[Extracted data entries]

>> BEGIN

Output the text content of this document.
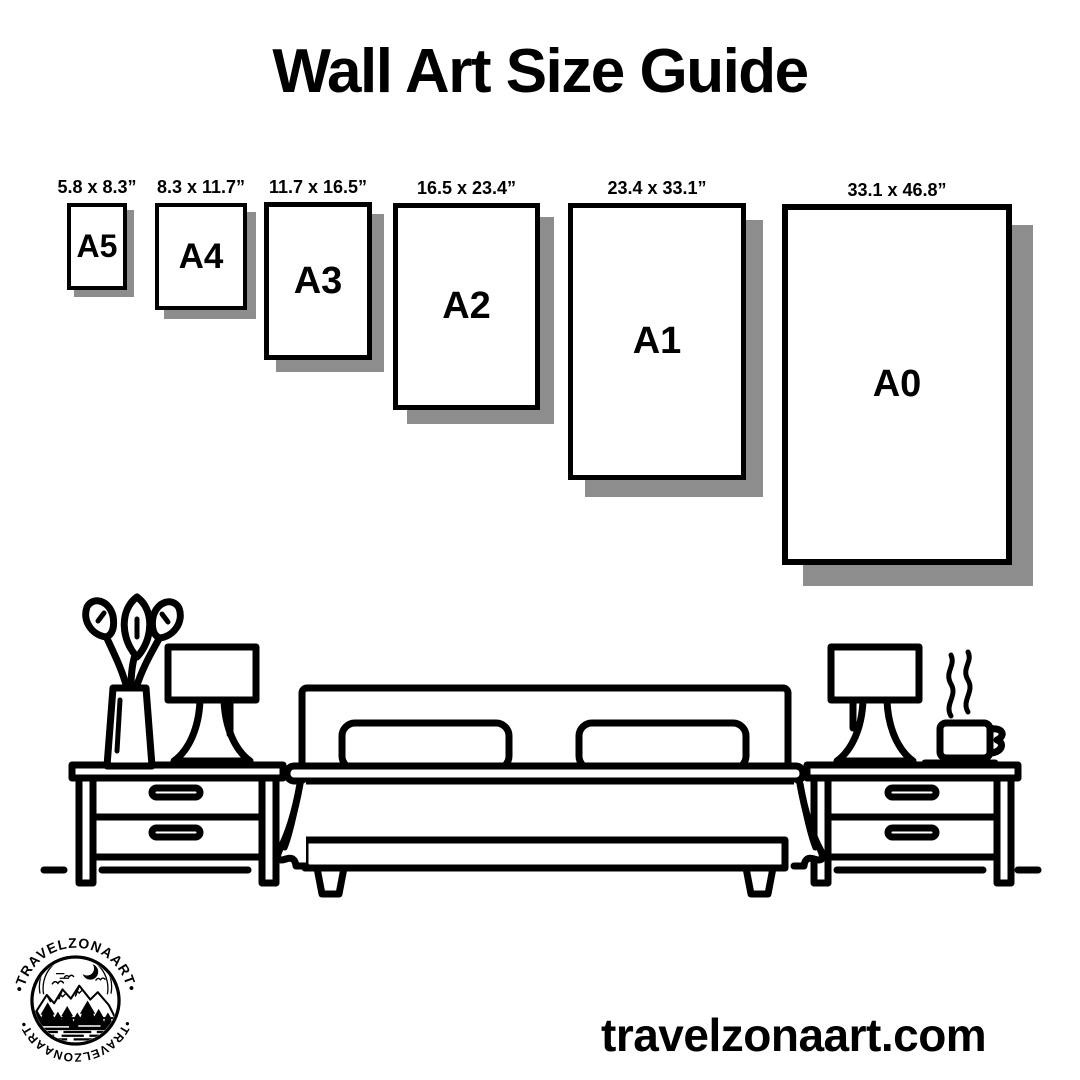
Wall Art Size Guide
5.8 x 8.3”
A5
8.3 x 11.7”
A4
11.7 x 16.5”
A3
16.5 x 23.4”
A2
23.4 x 33.1”
A1
33.1 x 46.8”
A0
•TRAVELZONAART•
•TRAVELZONAART•	travelzonaart.com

>> END

### Requirements:
Repeat all of the records verbatim, leaving out the pictures.

### Solution for this exercise:
Output the text content of this document.
Wall Art Size Guide
5.8 x 8.3”
A5
8.3 x 11.7”
A4
11.7 x 16.5”
A3
16.5 x 23.4”
A2
23.4 x 33.1”
A1
33.1 x 46.8”
A0
•TRAVELZONAART•
•TRAVELZONAART•	travelzonaart.com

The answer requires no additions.